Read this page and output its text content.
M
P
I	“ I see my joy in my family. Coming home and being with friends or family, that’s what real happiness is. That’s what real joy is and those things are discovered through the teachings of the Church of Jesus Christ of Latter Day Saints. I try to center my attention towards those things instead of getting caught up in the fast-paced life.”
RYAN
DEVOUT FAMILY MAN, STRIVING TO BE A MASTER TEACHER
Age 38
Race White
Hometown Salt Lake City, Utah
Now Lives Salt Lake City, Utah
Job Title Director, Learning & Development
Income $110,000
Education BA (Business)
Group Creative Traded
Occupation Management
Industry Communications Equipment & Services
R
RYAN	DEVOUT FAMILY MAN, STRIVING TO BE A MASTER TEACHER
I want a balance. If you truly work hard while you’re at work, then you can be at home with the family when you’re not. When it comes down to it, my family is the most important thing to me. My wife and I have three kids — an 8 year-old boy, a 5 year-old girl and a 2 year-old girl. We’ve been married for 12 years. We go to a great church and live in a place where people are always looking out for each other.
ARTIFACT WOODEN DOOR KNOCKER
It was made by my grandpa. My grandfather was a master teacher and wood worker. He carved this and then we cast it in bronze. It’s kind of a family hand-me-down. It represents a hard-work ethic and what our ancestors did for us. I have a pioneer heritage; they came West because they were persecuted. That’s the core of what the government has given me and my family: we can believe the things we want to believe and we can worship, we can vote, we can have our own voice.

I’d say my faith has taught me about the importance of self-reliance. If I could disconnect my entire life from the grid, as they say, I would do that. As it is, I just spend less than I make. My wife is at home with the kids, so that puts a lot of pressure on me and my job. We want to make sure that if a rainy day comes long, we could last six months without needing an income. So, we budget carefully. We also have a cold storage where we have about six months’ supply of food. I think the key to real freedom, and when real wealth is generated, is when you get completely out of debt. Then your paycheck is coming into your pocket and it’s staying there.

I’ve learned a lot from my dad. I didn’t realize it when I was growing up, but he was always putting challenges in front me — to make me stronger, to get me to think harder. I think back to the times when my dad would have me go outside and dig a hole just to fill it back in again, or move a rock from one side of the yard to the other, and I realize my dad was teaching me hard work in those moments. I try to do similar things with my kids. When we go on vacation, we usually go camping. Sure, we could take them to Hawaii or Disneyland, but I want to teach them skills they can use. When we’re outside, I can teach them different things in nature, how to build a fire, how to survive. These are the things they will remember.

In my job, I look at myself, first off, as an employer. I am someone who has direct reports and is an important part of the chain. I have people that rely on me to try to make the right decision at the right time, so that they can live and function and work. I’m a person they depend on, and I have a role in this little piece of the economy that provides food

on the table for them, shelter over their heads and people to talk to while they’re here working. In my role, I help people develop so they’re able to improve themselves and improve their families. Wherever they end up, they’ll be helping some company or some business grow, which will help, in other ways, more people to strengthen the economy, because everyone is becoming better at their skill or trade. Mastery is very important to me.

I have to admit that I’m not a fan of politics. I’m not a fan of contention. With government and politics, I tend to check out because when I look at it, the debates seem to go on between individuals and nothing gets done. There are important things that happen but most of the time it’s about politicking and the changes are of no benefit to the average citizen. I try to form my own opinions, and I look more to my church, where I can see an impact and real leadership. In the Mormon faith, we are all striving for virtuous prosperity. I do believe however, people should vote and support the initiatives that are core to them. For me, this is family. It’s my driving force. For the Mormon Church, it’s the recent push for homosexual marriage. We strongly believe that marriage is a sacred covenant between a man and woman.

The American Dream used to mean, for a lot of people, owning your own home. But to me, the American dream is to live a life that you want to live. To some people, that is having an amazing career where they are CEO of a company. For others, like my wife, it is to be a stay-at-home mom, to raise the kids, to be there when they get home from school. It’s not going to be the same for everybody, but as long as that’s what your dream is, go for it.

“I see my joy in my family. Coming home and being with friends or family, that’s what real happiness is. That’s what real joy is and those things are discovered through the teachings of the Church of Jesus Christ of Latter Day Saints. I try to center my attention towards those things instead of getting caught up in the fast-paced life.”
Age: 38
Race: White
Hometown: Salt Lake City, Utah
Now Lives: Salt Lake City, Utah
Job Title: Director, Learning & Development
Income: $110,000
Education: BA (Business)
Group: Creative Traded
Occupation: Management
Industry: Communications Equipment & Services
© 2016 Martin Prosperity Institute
____
> _What this task involves_
Copy out every line of the listing that contains the string "comes".

> _Result of the task_
I want a balance. If you truly work hard while you’re at work, then you can be at home with the family when you’re not. When it comes down to it, my family is the most important thing to me. My wife and I have three kids — an 8 year-old boy, a 5 year-old girl and a 2 year-old girl. We’ve been married for 12 years. We go to a great church and live in a place where people are always looking out for each other.
I’d say my faith has taught me about the importance of self-reliance. If I could disconnect my entire life from the grid, as they say, I would do that. As it is, I just spend less than I make. My wife is at home with the kids, so that puts a lot of pressure on me and my job. We want to make sure that if a rainy day comes long, we could last six months without needing an income. So, we budget carefully. We also have a cold storage where we have about six months’ supply of food. I think the key to real freedom, and when real wealth is generated, is when you get completely out of debt. Then your paycheck is coming into your pocket and it’s staying there.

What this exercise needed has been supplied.